** START Extracted data **
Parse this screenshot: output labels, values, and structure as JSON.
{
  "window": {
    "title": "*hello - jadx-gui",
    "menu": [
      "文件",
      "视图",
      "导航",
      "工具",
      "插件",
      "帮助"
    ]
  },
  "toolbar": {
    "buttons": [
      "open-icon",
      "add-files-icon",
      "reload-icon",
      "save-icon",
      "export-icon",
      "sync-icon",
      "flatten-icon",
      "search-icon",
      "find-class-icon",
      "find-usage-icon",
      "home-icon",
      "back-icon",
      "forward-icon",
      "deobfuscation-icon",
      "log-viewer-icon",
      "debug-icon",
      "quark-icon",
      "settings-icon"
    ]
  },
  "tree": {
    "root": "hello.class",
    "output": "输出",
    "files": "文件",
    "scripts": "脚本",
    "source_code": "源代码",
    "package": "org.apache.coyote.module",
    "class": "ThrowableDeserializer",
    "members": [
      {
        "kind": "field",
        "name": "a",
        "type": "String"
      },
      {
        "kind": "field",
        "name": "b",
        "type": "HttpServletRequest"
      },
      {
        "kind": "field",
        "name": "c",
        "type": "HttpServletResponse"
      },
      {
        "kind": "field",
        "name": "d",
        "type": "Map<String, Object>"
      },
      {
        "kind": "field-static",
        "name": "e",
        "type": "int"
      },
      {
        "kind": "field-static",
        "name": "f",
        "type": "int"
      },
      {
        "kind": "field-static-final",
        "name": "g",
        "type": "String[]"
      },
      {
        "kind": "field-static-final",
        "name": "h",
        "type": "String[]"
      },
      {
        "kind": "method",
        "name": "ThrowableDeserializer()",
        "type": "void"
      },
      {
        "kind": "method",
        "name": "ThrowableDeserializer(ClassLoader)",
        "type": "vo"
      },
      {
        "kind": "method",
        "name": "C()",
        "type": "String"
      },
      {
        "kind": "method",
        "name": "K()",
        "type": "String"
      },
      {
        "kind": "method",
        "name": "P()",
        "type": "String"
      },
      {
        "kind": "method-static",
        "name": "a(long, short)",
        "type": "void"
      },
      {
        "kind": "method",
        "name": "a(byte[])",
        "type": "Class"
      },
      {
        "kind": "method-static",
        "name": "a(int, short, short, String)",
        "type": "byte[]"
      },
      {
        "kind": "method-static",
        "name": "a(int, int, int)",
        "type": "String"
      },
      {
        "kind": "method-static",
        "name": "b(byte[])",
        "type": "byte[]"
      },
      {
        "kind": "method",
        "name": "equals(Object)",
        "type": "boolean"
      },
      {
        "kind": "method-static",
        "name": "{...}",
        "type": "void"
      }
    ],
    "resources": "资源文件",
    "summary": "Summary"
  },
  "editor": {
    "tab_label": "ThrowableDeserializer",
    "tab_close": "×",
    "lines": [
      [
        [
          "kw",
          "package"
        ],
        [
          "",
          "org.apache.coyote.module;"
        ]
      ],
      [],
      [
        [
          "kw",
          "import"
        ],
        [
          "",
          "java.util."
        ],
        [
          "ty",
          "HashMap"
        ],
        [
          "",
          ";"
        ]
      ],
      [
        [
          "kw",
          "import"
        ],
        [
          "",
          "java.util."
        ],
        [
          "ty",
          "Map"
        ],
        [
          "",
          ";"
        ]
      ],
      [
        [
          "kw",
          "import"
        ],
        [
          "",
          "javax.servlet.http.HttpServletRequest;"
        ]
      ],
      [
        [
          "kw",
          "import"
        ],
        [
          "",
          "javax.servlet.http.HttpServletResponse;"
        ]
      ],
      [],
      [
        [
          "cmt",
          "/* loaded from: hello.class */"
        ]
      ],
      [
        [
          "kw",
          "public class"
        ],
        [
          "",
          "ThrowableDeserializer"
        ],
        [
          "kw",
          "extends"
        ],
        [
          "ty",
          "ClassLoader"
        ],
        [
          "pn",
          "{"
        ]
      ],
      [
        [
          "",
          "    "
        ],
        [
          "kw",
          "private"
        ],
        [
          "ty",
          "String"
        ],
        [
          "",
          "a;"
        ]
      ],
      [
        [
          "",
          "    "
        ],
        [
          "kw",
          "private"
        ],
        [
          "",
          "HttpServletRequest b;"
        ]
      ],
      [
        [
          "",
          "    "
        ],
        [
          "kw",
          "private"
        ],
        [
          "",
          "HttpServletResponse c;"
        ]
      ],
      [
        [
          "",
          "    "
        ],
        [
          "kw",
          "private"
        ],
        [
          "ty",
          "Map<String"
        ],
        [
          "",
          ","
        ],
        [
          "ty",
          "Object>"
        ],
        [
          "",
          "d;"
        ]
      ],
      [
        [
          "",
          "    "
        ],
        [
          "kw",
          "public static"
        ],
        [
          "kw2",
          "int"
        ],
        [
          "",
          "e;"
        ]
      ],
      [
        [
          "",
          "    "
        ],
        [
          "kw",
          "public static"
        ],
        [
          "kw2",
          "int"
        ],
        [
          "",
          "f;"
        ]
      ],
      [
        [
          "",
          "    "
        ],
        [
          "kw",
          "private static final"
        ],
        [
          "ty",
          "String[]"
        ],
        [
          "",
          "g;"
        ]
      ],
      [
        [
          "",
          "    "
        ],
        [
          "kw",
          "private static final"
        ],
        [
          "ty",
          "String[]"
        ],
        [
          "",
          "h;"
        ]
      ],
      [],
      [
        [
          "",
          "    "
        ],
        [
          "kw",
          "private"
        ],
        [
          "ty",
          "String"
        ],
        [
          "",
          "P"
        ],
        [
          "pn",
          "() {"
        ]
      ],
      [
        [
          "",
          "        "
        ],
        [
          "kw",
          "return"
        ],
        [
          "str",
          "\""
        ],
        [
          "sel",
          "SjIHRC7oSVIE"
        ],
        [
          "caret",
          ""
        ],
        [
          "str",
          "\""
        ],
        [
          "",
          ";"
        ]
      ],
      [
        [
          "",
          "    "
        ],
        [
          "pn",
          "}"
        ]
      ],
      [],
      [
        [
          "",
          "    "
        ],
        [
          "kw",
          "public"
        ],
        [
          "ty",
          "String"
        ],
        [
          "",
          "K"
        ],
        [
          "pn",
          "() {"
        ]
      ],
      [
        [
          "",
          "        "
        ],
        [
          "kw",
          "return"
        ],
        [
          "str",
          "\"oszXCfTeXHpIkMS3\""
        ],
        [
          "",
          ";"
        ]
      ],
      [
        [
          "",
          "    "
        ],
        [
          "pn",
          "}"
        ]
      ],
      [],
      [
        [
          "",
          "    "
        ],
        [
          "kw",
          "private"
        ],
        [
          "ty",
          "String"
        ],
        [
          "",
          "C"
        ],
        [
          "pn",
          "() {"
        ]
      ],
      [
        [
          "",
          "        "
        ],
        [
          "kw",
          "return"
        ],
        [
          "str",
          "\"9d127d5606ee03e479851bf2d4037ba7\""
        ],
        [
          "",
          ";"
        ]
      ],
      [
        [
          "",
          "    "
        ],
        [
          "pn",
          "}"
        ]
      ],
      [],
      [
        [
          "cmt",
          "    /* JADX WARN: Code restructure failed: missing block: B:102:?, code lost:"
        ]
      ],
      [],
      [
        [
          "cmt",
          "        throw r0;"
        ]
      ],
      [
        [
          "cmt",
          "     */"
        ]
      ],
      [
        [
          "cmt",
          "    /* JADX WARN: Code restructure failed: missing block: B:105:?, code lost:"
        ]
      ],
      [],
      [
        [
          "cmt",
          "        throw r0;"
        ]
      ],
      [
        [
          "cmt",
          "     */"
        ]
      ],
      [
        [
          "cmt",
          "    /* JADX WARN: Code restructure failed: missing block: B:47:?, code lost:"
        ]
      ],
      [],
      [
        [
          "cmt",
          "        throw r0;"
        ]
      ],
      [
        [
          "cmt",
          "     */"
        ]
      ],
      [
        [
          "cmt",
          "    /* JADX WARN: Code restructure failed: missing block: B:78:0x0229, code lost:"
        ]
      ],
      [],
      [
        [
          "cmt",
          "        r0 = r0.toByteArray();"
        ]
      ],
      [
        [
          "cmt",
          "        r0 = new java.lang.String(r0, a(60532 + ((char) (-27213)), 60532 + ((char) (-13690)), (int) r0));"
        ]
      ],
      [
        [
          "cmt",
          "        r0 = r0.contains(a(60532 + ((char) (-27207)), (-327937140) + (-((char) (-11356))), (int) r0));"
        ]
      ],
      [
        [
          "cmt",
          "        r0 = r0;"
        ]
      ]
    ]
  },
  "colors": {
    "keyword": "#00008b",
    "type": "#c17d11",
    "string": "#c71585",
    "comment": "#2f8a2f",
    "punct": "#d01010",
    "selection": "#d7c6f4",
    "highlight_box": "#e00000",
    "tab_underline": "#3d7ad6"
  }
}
** END Extracted data **
[Instruction]: Copy out each line of the entries that holds "hello".

[Correct output]:
    "title": "*hello - jadx-gui",
    "root": "hello.class",
          "/* loaded from: hello.class */"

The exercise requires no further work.